-- WHAT THE TASK ASKS --
Exactly repeat the full listing that follows.

* Begin DATA TO PROCESS *

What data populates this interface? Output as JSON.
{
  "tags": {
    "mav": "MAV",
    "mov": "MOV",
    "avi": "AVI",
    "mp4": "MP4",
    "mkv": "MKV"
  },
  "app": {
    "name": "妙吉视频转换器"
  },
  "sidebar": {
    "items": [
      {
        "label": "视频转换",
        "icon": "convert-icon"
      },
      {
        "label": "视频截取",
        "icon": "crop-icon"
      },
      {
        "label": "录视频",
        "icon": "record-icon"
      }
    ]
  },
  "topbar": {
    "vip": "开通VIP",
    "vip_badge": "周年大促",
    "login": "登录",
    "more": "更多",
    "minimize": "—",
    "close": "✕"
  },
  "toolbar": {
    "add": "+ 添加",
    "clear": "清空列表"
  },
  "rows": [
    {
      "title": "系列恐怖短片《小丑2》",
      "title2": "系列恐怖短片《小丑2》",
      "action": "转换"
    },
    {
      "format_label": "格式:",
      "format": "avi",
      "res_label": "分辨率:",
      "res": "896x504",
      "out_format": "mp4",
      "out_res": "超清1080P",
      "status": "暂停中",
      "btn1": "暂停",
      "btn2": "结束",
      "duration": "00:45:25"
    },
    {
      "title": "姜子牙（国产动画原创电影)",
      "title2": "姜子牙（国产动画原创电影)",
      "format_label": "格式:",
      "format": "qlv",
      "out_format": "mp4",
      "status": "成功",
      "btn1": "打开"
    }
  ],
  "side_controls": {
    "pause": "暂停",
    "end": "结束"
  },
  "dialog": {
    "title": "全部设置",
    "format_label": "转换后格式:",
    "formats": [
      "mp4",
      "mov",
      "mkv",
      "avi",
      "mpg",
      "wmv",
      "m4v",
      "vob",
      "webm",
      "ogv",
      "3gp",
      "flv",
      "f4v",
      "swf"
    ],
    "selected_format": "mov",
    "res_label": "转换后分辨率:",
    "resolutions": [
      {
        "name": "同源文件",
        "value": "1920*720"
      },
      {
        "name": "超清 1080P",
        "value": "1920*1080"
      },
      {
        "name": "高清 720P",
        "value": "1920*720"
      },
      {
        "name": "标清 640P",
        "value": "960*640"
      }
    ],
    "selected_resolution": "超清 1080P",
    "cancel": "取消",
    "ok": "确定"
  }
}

* End DATA TO PROCESS *

-- CORRECT RESULT --
What data populates this interface? Output as JSON.
{
  "tags": {
    "mav": "MAV",
    "mov": "MOV",
    "avi": "AVI",
    "mp4": "MP4",
    "mkv": "MKV"
  },
  "app": {
    "name": "妙吉视频转换器"
  },
  "sidebar": {
    "items": [
      {
        "label": "视频转换",
        "icon": "convert-icon"
      },
      {
        "label": "视频截取",
        "icon": "crop-icon"
      },
      {
        "label": "录视频",
        "icon": "record-icon"
      }
    ]
  },
  "topbar": {
    "vip": "开通VIP",
    "vip_badge": "周年大促",
    "login": "登录",
    "more": "更多",
    "minimize": "—",
    "close": "✕"
  },
  "toolbar": {
    "add": "+ 添加",
    "clear": "清空列表"
  },
  "rows": [
    {
      "title": "系列恐怖短片《小丑2》",
      "title2": "系列恐怖短片《小丑2》",
      "action": "转换"
    },
    {
      "format_label": "格式:",
      "format": "avi",
      "res_label": "分辨率:",
      "res": "896x504",
      "out_format": "mp4",
      "out_res": "超清1080P",
      "status": "暂停中",
      "btn1": "暂停",
      "btn2": "结束",
      "duration": "00:45:25"
    },
    {
      "title": "姜子牙（国产动画原创电影)",
      "title2": "姜子牙（国产动画原创电影)",
      "format_label": "格式:",
      "format": "qlv",
      "out_format": "mp4",
      "status": "成功",
      "btn1": "打开"
    }
  ],
  "side_controls": {
    "pause": "暂停",
    "end": "结束"
  },
  "dialog": {
    "title": "全部设置",
    "format_label": "转换后格式:",
    "formats": [
      "mp4",
      "mov",
      "mkv",
      "avi",
      "mpg",
      "wmv",
      "m4v",
      "vob",
      "webm",
      "ogv",
      "3gp",
      "flv",
      "f4v",
      "swf"
    ],
    "selected_format": "mov",
    "res_label": "转换后分辨率:",
    "resolutions": [
      {
        "name": "同源文件",
        "value": "1920*720"
      },
      {
        "name": "超清 1080P",
        "value": "1920*1080"
      },
      {
        "name": "高清 720P",
        "value": "1920*720"
      },
      {
        "name": "标清 640P",
        "value": "960*640"
      }
    ],
    "selected_resolution": "超清 1080P",
    "cancel": "取消",
    "ok": "确定"
  }
}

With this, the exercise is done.